** start **

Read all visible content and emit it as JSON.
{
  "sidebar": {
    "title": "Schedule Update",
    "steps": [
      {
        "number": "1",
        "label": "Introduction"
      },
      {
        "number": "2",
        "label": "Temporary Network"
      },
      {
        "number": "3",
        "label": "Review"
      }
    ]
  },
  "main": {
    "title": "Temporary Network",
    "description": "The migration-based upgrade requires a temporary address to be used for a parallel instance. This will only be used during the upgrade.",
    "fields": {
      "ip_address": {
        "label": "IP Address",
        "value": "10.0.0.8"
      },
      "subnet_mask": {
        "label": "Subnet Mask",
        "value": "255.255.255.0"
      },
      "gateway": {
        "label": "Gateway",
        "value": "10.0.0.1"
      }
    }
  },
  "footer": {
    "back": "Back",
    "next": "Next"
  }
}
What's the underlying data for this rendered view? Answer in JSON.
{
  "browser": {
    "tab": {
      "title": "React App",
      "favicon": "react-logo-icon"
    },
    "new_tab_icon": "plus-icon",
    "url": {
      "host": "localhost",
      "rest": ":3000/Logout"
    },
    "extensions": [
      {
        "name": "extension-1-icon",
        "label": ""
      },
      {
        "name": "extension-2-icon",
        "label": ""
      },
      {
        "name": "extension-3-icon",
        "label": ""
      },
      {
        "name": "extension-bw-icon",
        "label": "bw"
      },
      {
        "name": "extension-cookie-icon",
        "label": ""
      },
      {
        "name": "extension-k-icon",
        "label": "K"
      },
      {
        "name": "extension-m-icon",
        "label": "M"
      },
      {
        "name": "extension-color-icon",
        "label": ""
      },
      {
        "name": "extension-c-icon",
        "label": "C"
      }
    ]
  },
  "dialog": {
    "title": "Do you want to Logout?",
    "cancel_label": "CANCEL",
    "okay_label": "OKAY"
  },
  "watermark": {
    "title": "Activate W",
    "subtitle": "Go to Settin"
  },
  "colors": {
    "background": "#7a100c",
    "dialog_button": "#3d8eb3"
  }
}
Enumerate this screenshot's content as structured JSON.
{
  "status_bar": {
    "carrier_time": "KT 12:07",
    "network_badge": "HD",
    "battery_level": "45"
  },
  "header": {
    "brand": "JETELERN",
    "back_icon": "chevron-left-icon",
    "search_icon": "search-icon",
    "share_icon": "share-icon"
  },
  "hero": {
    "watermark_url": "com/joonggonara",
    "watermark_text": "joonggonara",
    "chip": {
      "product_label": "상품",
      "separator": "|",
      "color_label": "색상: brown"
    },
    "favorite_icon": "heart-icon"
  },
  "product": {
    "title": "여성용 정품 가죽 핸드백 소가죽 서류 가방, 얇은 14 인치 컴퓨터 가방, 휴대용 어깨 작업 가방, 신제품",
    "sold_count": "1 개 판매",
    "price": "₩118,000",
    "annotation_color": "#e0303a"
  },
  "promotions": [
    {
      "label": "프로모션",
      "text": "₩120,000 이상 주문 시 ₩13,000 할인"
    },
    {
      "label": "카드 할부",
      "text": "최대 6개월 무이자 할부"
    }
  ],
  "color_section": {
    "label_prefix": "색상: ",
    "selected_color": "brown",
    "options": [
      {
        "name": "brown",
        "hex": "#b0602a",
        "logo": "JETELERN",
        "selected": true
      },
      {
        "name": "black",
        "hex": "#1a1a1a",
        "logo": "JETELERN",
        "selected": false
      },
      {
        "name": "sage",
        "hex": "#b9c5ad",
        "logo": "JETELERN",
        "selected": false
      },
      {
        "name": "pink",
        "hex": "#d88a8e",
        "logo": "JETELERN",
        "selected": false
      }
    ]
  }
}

** end **

*CHALLENGE*: From the records above, extract every line exactly as it stands.

*RESULT*:
Read all visible content and emit it as JSON.
{
  "sidebar": {
    "title": "Schedule Update",
    "steps": [
      {
        "number": "1",
        "label": "Introduction"
      },
      {
        "number": "2",
        "label": "Temporary Network"
      },
      {
        "number": "3",
        "label": "Review"
      }
    ]
  },
  "main": {
    "title": "Temporary Network",
    "description": "The migration-based upgrade requires a temporary address to be used for a parallel instance. This will only be used during the upgrade.",
    "fields": {
      "ip_address": {
        "label": "IP Address",
        "value": "10.0.0.8"
      },
      "subnet_mask": {
        "label": "Subnet Mask",
        "value": "255.255.255.0"
      },
      "gateway": {
        "label": "Gateway",
        "value": "10.0.0.1"
      }
    }
  },
  "footer": {
    "back": "Back",
    "next": "Next"
  }
}
What's the underlying data for this rendered view? Answer in JSON.
{
  "browser": {
    "tab": {
      "title": "React App",
      "favicon": "react-logo-icon"
    },
    "new_tab_icon": "plus-icon",
    "url": {
      "host": "localhost",
      "rest": ":3000/Logout"
    },
    "extensions": [
      {
        "name": "extension-1-icon",
        "label": ""
      },
      {
        "name": "extension-2-icon",
        "label": ""
      },
      {
        "name": "extension-3-icon",
        "label": ""
      },
      {
        "name": "extension-bw-icon",
        "label": "bw"
      },
      {
        "name": "extension-cookie-icon",
        "label": ""
      },
      {
        "name": "extension-k-icon",
        "label": "K"
      },
      {
        "name": "extension-m-icon",
        "label": "M"
      },
      {
        "name": "extension-color-icon",
        "label": ""
      },
      {
        "name": "extension-c-icon",
        "label": "C"
      }
    ]
  },
  "dialog": {
    "title": "Do you want to Logout?",
    "cancel_label": "CANCEL",
    "okay_label": "OKAY"
  },
  "watermark": {
    "title": "Activate W",
    "subtitle": "Go to Settin"
  },
  "colors": {
    "background": "#7a100c",
    "dialog_button": "#3d8eb3"
  }
}
Enumerate this screenshot's content as structured JSON.
{
  "status_bar": {
    "carrier_time": "KT 12:07",
    "network_badge": "HD",
    "battery_level": "45"
  },
  "header": {
    "brand": "JETELERN",
    "back_icon": "chevron-left-icon",
    "search_icon": "search-icon",
    "share_icon": "share-icon"
  },
  "hero": {
    "watermark_url": "com/joonggonara",
    "watermark_text": "joonggonara",
    "chip": {
      "product_label": "상품",
      "separator": "|",
      "color_label": "색상: brown"
    },
    "favorite_icon": "heart-icon"
  },
  "product": {
    "title": "여성용 정품 가죽 핸드백 소가죽 서류 가방, 얇은 14 인치 컴퓨터 가방, 휴대용 어깨 작업 가방, 신제품",
    "sold_count": "1 개 판매",
    "price": "₩118,000",
    "annotation_color": "#e0303a"
  },
  "promotions": [
    {
      "label": "프로모션",
      "text": "₩120,000 이상 주문 시 ₩13,000 할인"
    },
    {
      "label": "카드 할부",
      "text": "최대 6개월 무이자 할부"
    }
  ],
  "color_section": {
    "label_prefix": "색상: ",
    "selected_color": "brown",
    "options": [
      {
        "name": "brown",
        "hex": "#b0602a",
        "logo": "JETELERN",
        "selected": true
      },
      {
        "name": "black",
        "hex": "#1a1a1a",
        "logo": "JETELERN",
        "selected": false
      },
      {
        "name": "sage",
        "hex": "#b9c5ad",
        "logo": "JETELERN",
        "selected": false
      },
      {
        "name": "pink",
        "hex": "#d88a8e",
        "logo": "JETELERN",
        "selected": false
      }
    ]
  }
}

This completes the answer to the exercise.